_The request_
Give the count of lines containing the string "this", with no other output.

_Dataset entries_

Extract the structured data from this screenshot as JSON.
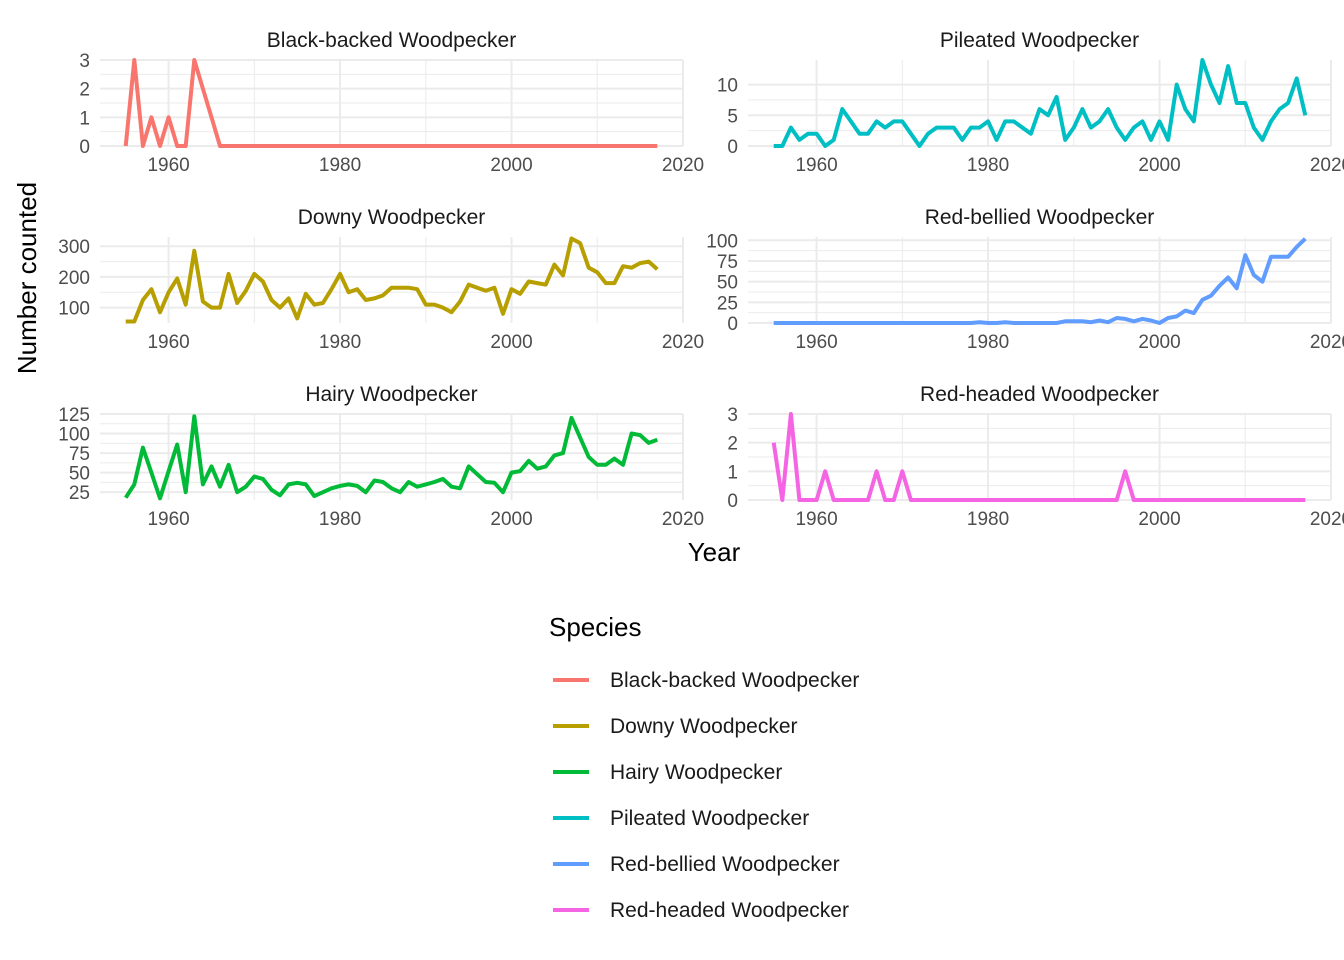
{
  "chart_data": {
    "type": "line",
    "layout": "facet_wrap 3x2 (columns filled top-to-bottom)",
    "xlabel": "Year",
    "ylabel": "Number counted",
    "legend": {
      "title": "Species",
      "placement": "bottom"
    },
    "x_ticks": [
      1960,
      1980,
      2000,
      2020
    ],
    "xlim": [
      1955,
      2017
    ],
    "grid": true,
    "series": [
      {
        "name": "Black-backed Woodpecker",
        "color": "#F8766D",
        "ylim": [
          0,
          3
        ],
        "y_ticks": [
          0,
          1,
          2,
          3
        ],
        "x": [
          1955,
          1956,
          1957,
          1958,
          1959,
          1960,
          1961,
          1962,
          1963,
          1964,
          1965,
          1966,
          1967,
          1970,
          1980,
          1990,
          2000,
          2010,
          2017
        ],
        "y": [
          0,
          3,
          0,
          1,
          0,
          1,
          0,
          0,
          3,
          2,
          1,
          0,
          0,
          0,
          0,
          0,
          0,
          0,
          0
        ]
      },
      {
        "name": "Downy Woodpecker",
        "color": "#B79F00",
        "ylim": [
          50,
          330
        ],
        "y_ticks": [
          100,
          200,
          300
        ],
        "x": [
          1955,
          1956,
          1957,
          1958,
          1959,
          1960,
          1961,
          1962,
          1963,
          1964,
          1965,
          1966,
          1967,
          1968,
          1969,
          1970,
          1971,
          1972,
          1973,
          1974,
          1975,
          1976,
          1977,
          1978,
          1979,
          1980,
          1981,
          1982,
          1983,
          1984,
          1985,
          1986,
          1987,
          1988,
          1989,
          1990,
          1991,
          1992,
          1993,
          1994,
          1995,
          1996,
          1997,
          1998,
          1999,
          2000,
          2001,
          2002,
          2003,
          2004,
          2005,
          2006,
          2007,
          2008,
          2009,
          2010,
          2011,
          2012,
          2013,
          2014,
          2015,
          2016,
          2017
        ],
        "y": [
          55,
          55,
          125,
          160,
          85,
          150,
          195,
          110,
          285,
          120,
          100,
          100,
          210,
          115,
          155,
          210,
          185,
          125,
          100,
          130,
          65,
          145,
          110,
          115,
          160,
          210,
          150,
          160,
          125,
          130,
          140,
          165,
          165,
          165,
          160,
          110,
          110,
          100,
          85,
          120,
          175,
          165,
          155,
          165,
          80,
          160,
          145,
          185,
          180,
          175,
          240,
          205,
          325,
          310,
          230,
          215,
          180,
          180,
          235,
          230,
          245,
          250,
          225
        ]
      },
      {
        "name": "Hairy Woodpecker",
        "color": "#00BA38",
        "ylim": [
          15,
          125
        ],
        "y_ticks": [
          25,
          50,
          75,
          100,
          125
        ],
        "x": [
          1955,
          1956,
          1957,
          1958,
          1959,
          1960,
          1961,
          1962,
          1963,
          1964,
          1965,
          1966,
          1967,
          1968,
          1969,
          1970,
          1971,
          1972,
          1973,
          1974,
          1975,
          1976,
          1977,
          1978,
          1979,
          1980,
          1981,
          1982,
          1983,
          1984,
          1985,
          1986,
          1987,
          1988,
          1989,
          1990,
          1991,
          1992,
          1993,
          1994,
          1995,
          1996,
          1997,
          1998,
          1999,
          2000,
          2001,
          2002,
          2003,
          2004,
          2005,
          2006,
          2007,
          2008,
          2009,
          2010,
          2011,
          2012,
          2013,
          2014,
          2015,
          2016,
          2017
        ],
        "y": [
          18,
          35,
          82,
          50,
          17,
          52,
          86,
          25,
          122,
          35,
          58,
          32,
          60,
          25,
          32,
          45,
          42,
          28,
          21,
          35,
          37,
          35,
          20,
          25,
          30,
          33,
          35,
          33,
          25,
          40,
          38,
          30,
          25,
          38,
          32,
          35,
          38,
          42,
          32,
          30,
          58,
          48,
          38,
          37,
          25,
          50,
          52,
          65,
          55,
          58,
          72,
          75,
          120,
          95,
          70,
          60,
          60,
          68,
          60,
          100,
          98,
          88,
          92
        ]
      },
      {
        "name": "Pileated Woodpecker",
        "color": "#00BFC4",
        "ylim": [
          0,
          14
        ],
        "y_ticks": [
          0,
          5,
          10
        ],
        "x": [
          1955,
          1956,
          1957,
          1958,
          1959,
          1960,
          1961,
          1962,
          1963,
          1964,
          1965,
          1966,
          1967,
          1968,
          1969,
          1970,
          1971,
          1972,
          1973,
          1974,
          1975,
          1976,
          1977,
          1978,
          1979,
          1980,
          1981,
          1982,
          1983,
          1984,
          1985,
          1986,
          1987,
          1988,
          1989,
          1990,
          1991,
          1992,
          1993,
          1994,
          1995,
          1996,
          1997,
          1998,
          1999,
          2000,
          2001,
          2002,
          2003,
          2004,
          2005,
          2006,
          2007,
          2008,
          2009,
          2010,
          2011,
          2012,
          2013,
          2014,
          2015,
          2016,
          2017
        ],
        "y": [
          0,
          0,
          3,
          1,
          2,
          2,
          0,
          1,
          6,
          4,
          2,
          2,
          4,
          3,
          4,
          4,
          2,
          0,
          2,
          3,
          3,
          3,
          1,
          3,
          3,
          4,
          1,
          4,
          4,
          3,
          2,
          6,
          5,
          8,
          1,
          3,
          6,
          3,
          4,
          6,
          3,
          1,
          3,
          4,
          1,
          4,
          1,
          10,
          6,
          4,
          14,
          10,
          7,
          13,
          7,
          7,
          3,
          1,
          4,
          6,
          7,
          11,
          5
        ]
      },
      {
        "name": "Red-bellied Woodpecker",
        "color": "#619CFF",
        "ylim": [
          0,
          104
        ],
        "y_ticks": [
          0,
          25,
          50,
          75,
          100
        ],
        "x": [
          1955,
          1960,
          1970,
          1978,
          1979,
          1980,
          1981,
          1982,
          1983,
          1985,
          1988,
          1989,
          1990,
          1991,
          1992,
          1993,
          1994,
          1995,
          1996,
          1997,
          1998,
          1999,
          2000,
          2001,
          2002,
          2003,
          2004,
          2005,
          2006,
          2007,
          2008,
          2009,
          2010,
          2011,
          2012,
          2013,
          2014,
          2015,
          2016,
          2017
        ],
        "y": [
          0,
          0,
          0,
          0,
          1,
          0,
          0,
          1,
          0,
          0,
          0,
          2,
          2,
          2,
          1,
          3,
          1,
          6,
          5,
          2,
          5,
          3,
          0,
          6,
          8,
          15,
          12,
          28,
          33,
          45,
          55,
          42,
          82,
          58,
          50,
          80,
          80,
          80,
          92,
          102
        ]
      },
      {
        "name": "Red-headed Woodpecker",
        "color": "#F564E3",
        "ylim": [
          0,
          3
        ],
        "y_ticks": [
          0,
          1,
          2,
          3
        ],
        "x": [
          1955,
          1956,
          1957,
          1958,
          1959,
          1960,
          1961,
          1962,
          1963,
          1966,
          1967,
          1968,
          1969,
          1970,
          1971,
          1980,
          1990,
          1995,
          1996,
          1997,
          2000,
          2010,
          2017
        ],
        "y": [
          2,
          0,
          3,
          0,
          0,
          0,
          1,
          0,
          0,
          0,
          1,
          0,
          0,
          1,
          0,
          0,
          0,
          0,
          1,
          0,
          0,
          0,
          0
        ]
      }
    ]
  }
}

...

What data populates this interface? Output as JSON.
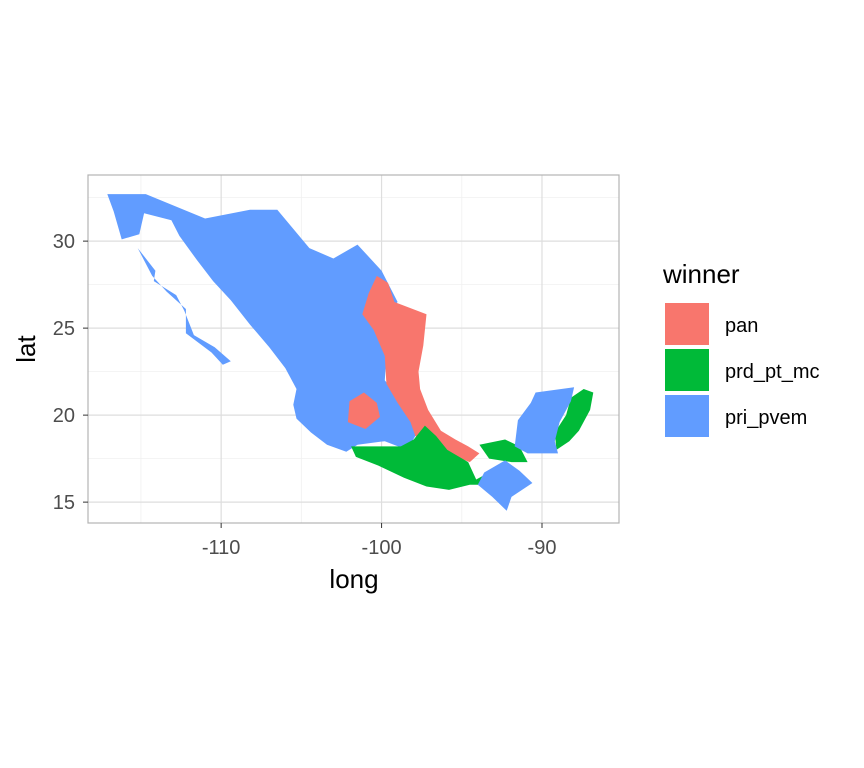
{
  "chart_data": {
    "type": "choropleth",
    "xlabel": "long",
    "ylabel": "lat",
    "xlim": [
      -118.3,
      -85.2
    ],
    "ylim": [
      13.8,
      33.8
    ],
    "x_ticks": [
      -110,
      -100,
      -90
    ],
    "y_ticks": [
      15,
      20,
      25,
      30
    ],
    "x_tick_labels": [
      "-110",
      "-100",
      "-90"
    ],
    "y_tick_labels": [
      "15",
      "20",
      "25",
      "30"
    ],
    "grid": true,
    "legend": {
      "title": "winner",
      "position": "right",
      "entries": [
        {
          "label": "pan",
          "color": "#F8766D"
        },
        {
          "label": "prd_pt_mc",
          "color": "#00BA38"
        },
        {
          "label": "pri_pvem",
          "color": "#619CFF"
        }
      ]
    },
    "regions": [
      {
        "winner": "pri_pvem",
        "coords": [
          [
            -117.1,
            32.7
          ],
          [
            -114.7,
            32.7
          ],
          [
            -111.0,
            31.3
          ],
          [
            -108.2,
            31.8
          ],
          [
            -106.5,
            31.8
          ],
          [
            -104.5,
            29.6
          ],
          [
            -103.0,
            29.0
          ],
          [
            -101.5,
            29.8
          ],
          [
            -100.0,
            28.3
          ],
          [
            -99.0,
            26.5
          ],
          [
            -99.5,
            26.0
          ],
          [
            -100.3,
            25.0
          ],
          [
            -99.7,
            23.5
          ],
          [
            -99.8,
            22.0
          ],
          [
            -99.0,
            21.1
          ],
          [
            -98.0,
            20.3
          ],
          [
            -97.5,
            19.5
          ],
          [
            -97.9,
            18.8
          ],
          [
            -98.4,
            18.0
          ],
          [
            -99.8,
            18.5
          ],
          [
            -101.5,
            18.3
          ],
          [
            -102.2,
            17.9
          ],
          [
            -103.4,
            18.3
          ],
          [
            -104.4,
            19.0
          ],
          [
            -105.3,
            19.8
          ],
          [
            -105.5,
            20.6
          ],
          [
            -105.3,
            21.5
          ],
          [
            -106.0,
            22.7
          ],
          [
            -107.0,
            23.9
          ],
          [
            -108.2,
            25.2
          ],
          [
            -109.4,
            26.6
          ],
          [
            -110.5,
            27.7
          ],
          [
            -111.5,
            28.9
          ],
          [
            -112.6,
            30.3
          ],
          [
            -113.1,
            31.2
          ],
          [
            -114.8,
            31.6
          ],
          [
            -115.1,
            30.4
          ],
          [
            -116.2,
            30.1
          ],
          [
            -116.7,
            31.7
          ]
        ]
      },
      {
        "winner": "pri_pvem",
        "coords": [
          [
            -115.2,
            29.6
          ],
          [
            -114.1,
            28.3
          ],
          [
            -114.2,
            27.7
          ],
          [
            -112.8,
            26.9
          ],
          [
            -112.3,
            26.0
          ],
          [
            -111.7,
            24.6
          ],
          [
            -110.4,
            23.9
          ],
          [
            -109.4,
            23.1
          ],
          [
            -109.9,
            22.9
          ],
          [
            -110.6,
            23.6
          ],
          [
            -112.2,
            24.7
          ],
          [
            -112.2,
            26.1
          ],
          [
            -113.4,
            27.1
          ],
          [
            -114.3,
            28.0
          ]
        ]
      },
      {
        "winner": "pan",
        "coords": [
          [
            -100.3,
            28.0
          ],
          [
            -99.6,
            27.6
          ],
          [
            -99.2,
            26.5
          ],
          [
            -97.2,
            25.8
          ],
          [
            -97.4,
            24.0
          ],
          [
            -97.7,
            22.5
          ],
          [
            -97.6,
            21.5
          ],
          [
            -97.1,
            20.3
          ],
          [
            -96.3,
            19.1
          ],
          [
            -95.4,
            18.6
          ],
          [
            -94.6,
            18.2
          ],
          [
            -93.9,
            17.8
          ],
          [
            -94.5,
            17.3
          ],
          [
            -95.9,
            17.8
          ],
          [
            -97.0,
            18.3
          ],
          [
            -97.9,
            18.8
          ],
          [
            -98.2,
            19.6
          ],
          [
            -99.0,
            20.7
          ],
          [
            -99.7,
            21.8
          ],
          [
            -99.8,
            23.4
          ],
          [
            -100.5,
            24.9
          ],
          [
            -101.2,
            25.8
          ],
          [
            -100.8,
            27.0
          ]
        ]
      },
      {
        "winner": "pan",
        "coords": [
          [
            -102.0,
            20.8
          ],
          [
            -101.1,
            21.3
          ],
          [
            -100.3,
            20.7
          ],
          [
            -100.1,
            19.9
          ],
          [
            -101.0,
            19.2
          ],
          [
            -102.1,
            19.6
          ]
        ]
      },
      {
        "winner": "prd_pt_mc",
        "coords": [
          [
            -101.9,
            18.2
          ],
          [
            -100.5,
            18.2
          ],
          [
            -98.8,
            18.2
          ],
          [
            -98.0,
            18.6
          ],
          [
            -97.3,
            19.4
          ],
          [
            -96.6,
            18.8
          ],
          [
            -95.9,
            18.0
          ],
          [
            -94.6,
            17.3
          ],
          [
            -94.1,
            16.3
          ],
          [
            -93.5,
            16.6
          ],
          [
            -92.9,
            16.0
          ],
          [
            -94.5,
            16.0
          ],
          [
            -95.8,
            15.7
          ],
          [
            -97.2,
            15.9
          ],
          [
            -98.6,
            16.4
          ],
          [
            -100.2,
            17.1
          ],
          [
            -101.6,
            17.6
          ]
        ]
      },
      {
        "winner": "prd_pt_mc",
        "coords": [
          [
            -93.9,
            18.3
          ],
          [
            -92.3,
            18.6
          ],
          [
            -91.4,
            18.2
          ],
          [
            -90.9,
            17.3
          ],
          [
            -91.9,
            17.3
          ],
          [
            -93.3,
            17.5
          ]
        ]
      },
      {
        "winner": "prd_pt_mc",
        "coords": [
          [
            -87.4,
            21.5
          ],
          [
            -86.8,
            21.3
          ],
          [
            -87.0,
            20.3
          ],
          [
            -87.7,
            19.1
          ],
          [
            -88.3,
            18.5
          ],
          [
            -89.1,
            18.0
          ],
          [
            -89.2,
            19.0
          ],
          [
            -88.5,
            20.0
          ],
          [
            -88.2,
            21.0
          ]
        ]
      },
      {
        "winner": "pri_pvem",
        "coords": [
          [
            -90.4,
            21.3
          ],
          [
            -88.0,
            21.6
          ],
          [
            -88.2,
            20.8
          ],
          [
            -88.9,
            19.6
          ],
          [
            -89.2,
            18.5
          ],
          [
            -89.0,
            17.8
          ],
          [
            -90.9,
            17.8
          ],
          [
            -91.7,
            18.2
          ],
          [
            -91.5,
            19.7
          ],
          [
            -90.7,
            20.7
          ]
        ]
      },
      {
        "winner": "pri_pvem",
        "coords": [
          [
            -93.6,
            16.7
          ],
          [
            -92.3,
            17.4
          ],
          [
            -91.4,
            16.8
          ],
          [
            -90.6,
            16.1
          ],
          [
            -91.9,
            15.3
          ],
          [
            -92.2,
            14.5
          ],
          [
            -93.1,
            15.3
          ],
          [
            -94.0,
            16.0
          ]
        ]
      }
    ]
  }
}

_Completed exercise_
2